GIVEN TASK:
Transcribe the records exactly. Pictures do not belong in the transcription.

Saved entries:

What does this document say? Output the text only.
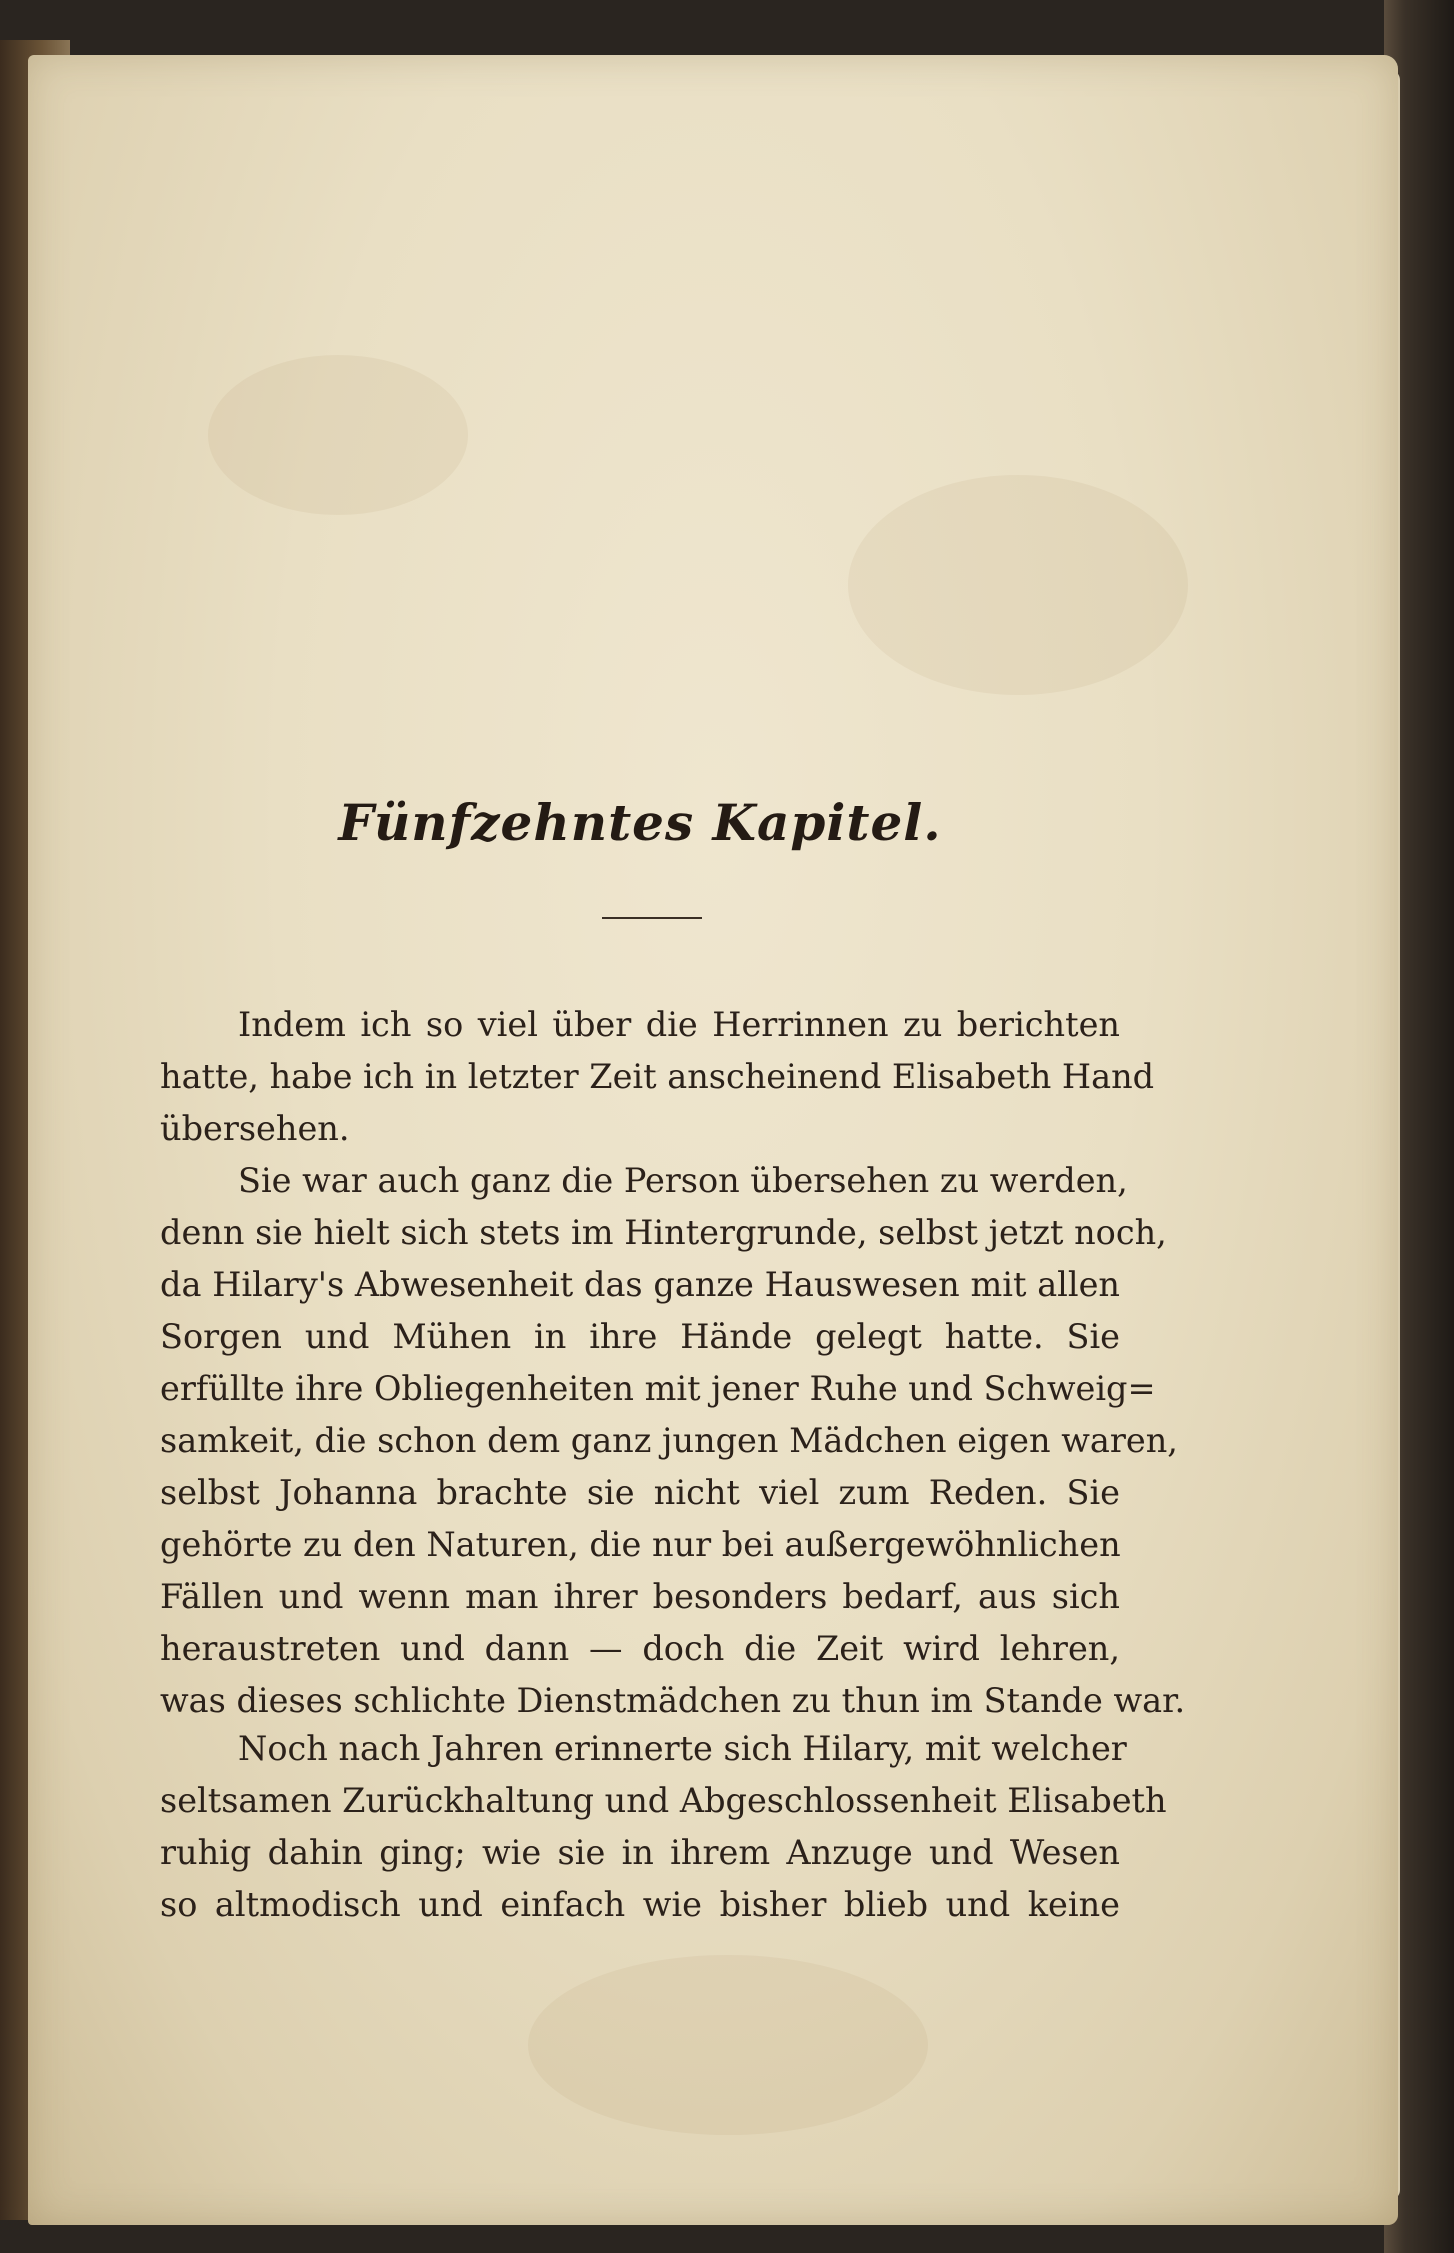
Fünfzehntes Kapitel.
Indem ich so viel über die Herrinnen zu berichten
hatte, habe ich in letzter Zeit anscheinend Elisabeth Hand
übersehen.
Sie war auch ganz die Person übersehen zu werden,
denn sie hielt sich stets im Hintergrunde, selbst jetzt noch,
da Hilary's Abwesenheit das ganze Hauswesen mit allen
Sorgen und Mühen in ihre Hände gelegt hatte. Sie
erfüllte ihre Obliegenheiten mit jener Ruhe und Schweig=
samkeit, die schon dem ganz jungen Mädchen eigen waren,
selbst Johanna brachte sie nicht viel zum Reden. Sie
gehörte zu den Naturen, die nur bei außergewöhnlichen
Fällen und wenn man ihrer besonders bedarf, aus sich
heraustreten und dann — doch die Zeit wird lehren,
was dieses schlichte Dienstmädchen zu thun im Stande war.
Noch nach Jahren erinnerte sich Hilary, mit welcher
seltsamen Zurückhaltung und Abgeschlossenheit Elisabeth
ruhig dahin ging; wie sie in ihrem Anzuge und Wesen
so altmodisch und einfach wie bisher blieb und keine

ANSWER FOR THE TASK:
What does this document say? Output the text only.
Fünfzehntes Kapitel.
Indem ich so viel über die Herrinnen zu berichten
hatte, habe ich in letzter Zeit anscheinend Elisabeth Hand
übersehen.
Sie war auch ganz die Person übersehen zu werden,
denn sie hielt sich stets im Hintergrunde, selbst jetzt noch,
da Hilary's Abwesenheit das ganze Hauswesen mit allen
Sorgen und Mühen in ihre Hände gelegt hatte. Sie
erfüllte ihre Obliegenheiten mit jener Ruhe und Schweig=
samkeit, die schon dem ganz jungen Mädchen eigen waren,
selbst Johanna brachte sie nicht viel zum Reden. Sie
gehörte zu den Naturen, die nur bei außergewöhnlichen
Fällen und wenn man ihrer besonders bedarf, aus sich
heraustreten und dann — doch die Zeit wird lehren,
was dieses schlichte Dienstmädchen zu thun im Stande war.
Noch nach Jahren erinnerte sich Hilary, mit welcher
seltsamen Zurückhaltung und Abgeschlossenheit Elisabeth
ruhig dahin ging; wie sie in ihrem Anzuge und Wesen
so altmodisch und einfach wie bisher blieb und keine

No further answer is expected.